>> begin Material provided
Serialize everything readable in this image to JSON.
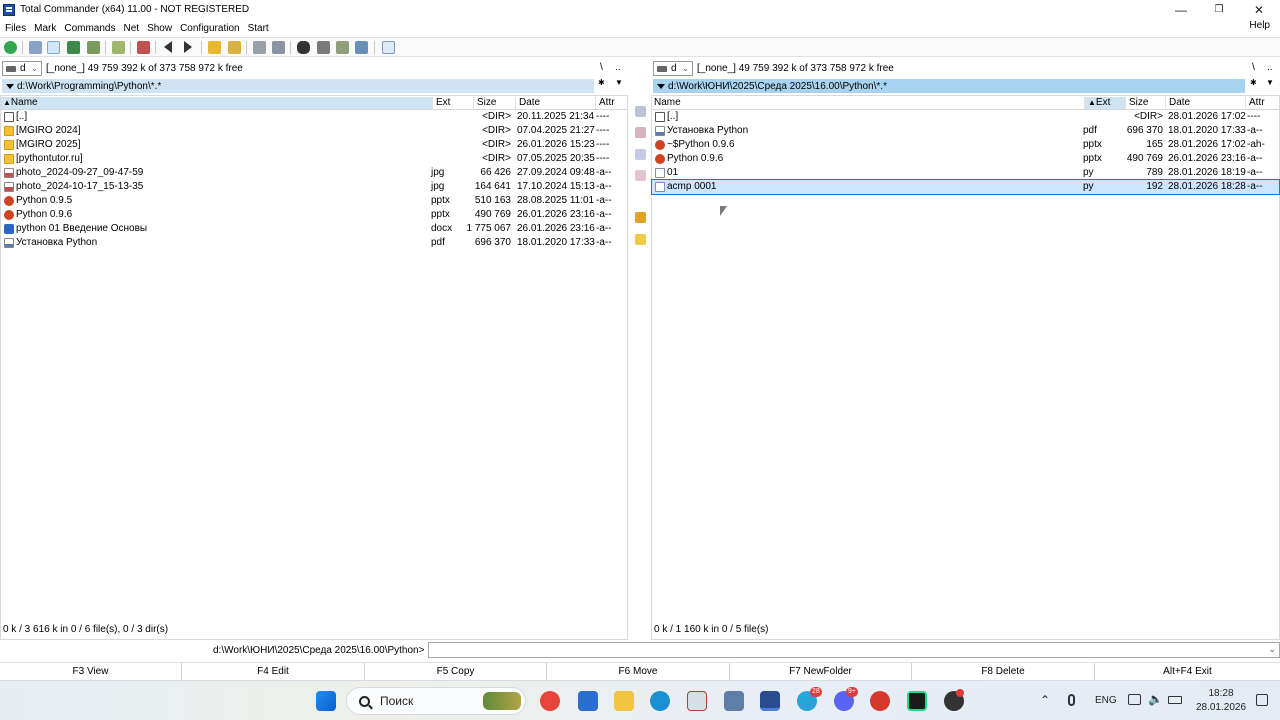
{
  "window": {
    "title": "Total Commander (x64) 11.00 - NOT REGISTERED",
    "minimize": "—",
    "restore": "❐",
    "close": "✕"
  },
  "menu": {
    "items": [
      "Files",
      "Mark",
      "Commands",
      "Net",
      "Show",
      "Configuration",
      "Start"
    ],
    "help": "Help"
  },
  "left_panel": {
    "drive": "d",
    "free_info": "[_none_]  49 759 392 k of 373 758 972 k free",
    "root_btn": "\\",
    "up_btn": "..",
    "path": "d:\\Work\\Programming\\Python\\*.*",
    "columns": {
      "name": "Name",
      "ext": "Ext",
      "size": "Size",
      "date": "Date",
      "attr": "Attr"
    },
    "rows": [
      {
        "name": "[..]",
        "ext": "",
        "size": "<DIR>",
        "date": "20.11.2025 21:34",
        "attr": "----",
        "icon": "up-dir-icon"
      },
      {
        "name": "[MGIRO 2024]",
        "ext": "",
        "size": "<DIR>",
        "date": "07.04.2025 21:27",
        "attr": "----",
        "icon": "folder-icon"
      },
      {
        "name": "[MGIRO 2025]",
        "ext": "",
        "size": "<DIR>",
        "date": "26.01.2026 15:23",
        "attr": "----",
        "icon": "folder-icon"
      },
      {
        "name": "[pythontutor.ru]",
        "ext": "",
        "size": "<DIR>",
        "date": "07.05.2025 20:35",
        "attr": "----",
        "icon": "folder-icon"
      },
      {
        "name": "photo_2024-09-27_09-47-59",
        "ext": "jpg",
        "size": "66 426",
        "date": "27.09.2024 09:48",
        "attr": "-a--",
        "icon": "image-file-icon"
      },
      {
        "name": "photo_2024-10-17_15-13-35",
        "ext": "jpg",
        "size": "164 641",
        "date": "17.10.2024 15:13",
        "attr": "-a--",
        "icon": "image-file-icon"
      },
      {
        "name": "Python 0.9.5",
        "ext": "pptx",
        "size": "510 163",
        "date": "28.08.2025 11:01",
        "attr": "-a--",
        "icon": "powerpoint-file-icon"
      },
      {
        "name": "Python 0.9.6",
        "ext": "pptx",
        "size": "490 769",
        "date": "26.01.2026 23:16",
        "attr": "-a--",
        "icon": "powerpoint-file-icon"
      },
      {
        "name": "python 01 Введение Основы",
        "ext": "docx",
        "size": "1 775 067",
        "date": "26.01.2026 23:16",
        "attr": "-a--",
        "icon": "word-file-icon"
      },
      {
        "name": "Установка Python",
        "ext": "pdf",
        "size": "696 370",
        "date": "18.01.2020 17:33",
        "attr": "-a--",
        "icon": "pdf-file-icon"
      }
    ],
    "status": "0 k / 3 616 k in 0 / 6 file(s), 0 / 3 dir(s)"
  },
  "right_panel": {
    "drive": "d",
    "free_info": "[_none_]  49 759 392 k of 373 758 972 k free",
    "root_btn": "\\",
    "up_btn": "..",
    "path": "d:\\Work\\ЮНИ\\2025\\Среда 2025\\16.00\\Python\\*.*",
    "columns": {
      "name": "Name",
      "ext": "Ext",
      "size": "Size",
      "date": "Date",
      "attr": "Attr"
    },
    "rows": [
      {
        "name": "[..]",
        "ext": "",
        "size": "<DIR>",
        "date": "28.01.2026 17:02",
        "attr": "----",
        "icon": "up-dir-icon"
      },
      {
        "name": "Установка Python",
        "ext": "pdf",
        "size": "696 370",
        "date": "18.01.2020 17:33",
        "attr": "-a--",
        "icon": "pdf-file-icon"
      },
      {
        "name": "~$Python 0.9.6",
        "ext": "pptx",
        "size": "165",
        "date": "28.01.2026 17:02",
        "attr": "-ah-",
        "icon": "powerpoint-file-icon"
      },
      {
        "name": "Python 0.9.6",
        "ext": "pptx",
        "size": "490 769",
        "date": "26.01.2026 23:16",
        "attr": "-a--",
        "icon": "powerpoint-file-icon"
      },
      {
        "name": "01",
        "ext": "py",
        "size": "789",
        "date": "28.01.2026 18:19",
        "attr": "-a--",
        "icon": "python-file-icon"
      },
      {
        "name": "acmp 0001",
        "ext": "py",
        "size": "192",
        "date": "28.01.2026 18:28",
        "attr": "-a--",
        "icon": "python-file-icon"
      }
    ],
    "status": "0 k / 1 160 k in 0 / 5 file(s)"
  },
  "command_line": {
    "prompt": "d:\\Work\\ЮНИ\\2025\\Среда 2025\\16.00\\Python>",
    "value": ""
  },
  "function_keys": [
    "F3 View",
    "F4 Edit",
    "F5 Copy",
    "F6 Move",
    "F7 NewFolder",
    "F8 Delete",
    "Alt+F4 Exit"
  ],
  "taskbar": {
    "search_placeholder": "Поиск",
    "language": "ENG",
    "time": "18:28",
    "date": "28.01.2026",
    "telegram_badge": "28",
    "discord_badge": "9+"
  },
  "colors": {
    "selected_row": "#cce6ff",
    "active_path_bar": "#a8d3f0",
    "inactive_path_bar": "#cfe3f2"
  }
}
>> end Material provided
>> begin Material provided
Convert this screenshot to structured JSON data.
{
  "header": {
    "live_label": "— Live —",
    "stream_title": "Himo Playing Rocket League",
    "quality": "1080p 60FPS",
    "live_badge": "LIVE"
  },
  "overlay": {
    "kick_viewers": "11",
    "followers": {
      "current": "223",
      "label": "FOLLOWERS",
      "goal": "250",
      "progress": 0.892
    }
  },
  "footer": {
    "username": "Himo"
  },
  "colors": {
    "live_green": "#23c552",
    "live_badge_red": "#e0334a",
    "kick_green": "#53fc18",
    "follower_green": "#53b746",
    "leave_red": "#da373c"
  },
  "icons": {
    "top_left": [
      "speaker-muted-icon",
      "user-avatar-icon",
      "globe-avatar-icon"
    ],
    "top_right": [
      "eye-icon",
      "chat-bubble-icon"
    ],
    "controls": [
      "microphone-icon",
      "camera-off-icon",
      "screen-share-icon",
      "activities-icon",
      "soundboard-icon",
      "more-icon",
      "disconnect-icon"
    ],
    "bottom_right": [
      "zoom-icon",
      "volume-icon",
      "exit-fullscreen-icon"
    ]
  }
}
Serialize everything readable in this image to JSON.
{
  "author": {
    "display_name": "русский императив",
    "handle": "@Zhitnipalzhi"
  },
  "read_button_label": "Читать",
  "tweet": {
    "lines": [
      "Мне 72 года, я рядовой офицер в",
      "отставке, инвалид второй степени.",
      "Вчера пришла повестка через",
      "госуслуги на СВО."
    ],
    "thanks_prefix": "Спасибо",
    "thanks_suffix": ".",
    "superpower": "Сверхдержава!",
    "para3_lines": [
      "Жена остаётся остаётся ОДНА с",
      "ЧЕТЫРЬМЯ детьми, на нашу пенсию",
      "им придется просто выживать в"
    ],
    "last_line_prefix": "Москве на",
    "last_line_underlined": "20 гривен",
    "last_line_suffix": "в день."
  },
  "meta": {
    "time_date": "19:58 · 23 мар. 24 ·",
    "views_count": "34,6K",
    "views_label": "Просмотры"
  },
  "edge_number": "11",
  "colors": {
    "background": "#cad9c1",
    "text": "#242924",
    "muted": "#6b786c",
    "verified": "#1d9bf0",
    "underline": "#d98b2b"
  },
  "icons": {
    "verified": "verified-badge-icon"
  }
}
>> end Material provided
Identify lines with the string "status". Copy each one.

The output
    "status": "0 k / 3 616 k in 0 / 6 file(s), 0 / 3 dir(s)"
    "status": "0 k / 1 160 k in 0 / 5 file(s)"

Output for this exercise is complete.